§ **TO DO**
Retype the material below. Keep every word exactly as it is.

§ **DATASET**
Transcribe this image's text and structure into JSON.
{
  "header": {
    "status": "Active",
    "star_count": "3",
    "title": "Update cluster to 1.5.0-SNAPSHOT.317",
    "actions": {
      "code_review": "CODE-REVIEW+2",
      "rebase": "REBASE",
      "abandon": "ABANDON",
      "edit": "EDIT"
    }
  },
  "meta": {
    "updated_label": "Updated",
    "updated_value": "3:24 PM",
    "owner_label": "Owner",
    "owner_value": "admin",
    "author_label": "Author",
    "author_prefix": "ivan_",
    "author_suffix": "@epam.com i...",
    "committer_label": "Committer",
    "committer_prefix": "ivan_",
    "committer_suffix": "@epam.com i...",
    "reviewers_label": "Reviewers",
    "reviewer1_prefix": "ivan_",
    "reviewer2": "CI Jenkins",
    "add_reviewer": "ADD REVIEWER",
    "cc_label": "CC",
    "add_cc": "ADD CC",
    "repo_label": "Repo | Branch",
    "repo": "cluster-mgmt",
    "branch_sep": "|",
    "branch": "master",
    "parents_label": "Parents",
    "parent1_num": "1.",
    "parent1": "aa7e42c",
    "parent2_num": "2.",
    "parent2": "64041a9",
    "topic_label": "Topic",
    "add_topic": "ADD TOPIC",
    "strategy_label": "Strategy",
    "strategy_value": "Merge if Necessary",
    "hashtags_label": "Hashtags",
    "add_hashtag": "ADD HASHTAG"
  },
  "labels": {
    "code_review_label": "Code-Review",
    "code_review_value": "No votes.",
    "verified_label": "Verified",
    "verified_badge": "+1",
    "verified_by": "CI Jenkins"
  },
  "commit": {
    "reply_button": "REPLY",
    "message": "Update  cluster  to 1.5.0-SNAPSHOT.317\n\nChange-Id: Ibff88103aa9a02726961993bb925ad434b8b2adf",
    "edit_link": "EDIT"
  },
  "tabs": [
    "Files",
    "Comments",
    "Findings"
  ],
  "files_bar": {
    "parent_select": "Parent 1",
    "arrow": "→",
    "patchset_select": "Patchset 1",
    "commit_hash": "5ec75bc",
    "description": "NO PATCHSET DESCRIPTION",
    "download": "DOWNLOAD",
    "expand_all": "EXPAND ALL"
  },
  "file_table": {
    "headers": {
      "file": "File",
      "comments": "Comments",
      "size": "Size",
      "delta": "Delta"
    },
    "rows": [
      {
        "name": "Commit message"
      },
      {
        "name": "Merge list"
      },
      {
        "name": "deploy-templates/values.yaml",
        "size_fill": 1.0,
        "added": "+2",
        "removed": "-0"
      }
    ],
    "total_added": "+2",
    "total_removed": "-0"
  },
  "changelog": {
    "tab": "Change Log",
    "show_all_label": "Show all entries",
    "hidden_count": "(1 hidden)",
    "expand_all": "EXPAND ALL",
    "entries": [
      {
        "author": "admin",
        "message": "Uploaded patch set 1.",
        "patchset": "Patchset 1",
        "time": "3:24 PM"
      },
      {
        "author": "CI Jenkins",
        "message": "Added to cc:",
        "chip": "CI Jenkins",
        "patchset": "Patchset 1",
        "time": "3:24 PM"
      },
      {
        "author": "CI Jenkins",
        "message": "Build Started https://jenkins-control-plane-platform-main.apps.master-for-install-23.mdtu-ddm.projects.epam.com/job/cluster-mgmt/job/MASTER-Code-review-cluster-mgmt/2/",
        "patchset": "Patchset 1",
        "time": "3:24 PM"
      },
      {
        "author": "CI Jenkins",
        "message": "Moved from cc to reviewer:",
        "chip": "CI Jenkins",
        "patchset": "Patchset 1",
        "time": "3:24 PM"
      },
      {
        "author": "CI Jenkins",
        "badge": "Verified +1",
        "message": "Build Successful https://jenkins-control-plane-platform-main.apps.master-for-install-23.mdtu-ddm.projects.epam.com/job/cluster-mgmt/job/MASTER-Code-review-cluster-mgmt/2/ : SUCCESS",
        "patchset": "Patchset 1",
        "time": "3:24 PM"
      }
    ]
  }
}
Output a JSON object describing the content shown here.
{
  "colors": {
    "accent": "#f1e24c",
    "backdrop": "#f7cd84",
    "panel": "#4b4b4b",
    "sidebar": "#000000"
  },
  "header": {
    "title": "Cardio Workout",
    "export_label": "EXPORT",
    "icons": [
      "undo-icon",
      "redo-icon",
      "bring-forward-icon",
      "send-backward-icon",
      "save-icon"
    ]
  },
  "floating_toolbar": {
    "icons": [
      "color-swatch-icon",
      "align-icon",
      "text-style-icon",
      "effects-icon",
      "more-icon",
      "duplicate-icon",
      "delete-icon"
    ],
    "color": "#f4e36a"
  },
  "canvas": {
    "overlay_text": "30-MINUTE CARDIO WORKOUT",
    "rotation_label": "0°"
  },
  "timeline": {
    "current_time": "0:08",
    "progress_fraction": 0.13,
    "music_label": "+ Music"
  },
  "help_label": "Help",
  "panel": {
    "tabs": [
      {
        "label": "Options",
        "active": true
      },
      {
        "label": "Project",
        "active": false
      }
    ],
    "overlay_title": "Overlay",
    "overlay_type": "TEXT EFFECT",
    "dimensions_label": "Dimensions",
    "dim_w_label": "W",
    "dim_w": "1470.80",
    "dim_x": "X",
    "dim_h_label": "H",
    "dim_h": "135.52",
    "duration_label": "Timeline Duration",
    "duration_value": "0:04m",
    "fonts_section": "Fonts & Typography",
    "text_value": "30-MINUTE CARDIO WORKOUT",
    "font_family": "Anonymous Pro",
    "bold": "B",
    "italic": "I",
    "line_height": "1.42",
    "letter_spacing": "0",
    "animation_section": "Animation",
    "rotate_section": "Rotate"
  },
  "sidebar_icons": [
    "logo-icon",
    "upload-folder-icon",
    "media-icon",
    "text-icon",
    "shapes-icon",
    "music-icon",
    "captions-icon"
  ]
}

§ **SOLUTION TO THE EXERCISE**
Transcribe this image's text and structure into JSON.
{
  "header": {
    "status": "Active",
    "star_count": "3",
    "title": "Update cluster to 1.5.0-SNAPSHOT.317",
    "actions": {
      "code_review": "CODE-REVIEW+2",
      "rebase": "REBASE",
      "abandon": "ABANDON",
      "edit": "EDIT"
    }
  },
  "meta": {
    "updated_label": "Updated",
    "updated_value": "3:24 PM",
    "owner_label": "Owner",
    "owner_value": "admin",
    "author_label": "Author",
    "author_prefix": "ivan_",
    "author_suffix": "@epam.com i...",
    "committer_label": "Committer",
    "committer_prefix": "ivan_",
    "committer_suffix": "@epam.com i...",
    "reviewers_label": "Reviewers",
    "reviewer1_prefix": "ivan_",
    "reviewer2": "CI Jenkins",
    "add_reviewer": "ADD REVIEWER",
    "cc_label": "CC",
    "add_cc": "ADD CC",
    "repo_label": "Repo | Branch",
    "repo": "cluster-mgmt",
    "branch_sep": "|",
    "branch": "master",
    "parents_label": "Parents",
    "parent1_num": "1.",
    "parent1": "aa7e42c",
    "parent2_num": "2.",
    "parent2": "64041a9",
    "topic_label": "Topic",
    "add_topic": "ADD TOPIC",
    "strategy_label": "Strategy",
    "strategy_value": "Merge if Necessary",
    "hashtags_label": "Hashtags",
    "add_hashtag": "ADD HASHTAG"
  },
  "labels": {
    "code_review_label": "Code-Review",
    "code_review_value": "No votes.",
    "verified_label": "Verified",
    "verified_badge": "+1",
    "verified_by": "CI Jenkins"
  },
  "commit": {
    "reply_button": "REPLY",
    "message": "Update  cluster  to 1.5.0-SNAPSHOT.317\n\nChange-Id: Ibff88103aa9a02726961993bb925ad434b8b2adf",
    "edit_link": "EDIT"
  },
  "tabs": [
    "Files",
    "Comments",
    "Findings"
  ],
  "files_bar": {
    "parent_select": "Parent 1",
    "arrow": "→",
    "patchset_select": "Patchset 1",
    "commit_hash": "5ec75bc",
    "description": "NO PATCHSET DESCRIPTION",
    "download": "DOWNLOAD",
    "expand_all": "EXPAND ALL"
  },
  "file_table": {
    "headers": {
      "file": "File",
      "comments": "Comments",
      "size": "Size",
      "delta": "Delta"
    },
    "rows": [
      {
        "name": "Commit message"
      },
      {
        "name": "Merge list"
      },
      {
        "name": "deploy-templates/values.yaml",
        "size_fill": 1.0,
        "added": "+2",
        "removed": "-0"
      }
    ],
    "total_added": "+2",
    "total_removed": "-0"
  },
  "changelog": {
    "tab": "Change Log",
    "show_all_label": "Show all entries",
    "hidden_count": "(1 hidden)",
    "expand_all": "EXPAND ALL",
    "entries": [
      {
        "author": "admin",
        "message": "Uploaded patch set 1.",
        "patchset": "Patchset 1",
        "time": "3:24 PM"
      },
      {
        "author": "CI Jenkins",
        "message": "Added to cc:",
        "chip": "CI Jenkins",
        "patchset": "Patchset 1",
        "time": "3:24 PM"
      },
      {
        "author": "CI Jenkins",
        "message": "Build Started https://jenkins-control-plane-platform-main.apps.master-for-install-23.mdtu-ddm.projects.epam.com/job/cluster-mgmt/job/MASTER-Code-review-cluster-mgmt/2/",
        "patchset": "Patchset 1",
        "time": "3:24 PM"
      },
      {
        "author": "CI Jenkins",
        "message": "Moved from cc to reviewer:",
        "chip": "CI Jenkins",
        "patchset": "Patchset 1",
        "time": "3:24 PM"
      },
      {
        "author": "CI Jenkins",
        "badge": "Verified +1",
        "message": "Build Successful https://jenkins-control-plane-platform-main.apps.master-for-install-23.mdtu-ddm.projects.epam.com/job/cluster-mgmt/job/MASTER-Code-review-cluster-mgmt/2/ : SUCCESS",
        "patchset": "Patchset 1",
        "time": "3:24 PM"
      }
    ]
  }
}
Output a JSON object describing the content shown here.
{
  "colors": {
    "accent": "#f1e24c",
    "backdrop": "#f7cd84",
    "panel": "#4b4b4b",
    "sidebar": "#000000"
  },
  "header": {
    "title": "Cardio Workout",
    "export_label": "EXPORT",
    "icons": [
      "undo-icon",
      "redo-icon",
      "bring-forward-icon",
      "send-backward-icon",
      "save-icon"
    ]
  },
  "floating_toolbar": {
    "icons": [
      "color-swatch-icon",
      "align-icon",
      "text-style-icon",
      "effects-icon",
      "more-icon",
      "duplicate-icon",
      "delete-icon"
    ],
    "color": "#f4e36a"
  },
  "canvas": {
    "overlay_text": "30-MINUTE CARDIO WORKOUT",
    "rotation_label": "0°"
  },
  "timeline": {
    "current_time": "0:08",
    "progress_fraction": 0.13,
    "music_label": "+ Music"
  },
  "help_label": "Help",
  "panel": {
    "tabs": [
      {
        "label": "Options",
        "active": true
      },
      {
        "label": "Project",
        "active": false
      }
    ],
    "overlay_title": "Overlay",
    "overlay_type": "TEXT EFFECT",
    "dimensions_label": "Dimensions",
    "dim_w_label": "W",
    "dim_w": "1470.80",
    "dim_x": "X",
    "dim_h_label": "H",
    "dim_h": "135.52",
    "duration_label": "Timeline Duration",
    "duration_value": "0:04m",
    "fonts_section": "Fonts & Typography",
    "text_value": "30-MINUTE CARDIO WORKOUT",
    "font_family": "Anonymous Pro",
    "bold": "B",
    "italic": "I",
    "line_height": "1.42",
    "letter_spacing": "0",
    "animation_section": "Animation",
    "rotate_section": "Rotate"
  },
  "sidebar_icons": [
    "logo-icon",
    "upload-folder-icon",
    "media-icon",
    "text-icon",
    "shapes-icon",
    "music-icon",
    "captions-icon"
  ]
}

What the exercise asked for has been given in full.